▶ Task requirements: Extract every row below verbatim, line for line, but omit the pictures.

▶ Data provided:
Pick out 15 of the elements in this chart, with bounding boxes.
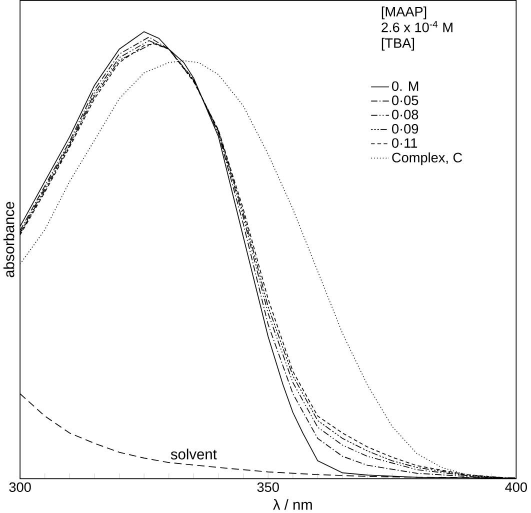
legend-label: 0·11 xyxy=(392,138,418,148)
x-tick-label: 300 xyxy=(9,482,31,492)
annotation: solvent xyxy=(170,448,217,460)
annotation: 2.6 x 10$^{-4}$ M xyxy=(382,20,452,32)
x-tick-label: 400 xyxy=(505,482,527,492)
legend-label: 0·05 xyxy=(392,95,418,106)
legend-label: 0. M xyxy=(392,81,418,91)
legend-label: Complex, C xyxy=(392,152,462,165)
x-tick-label: 350 xyxy=(257,482,279,492)
legend-label: 0·08 xyxy=(392,110,418,120)
legend-label: 0·09 xyxy=(392,124,418,134)
y-axis-title: absorbance xyxy=(3,202,14,278)
x-axis-title: λ / nm xyxy=(273,498,312,510)
text: [MAAP] xyxy=(382,6,426,20)
legend-title: [TBA] xyxy=(382,38,414,50)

▶ Answer to this problem:
Pick out 15 of the elements in this chart, with bounding boxes.
legend-label: 0·11 xyxy=(392,138,418,148)
x-tick-label: 300 xyxy=(9,482,31,492)
annotation: solvent xyxy=(170,448,217,460)
annotation: 2.6 x 10$^{-4}$ M xyxy=(382,20,452,32)
x-tick-label: 400 xyxy=(505,482,527,492)
legend-label: 0·05 xyxy=(392,95,418,106)
legend-label: 0. M xyxy=(392,81,418,91)
legend-label: Complex, C xyxy=(392,152,462,165)
x-tick-label: 350 xyxy=(257,482,279,492)
legend-label: 0·08 xyxy=(392,110,418,120)
legend-label: 0·09 xyxy=(392,124,418,134)
y-axis-title: absorbance xyxy=(3,202,14,278)
x-axis-title: λ / nm xyxy=(273,498,312,510)
text: [MAAP] xyxy=(382,6,426,20)
legend-title: [TBA] xyxy=(382,38,414,50)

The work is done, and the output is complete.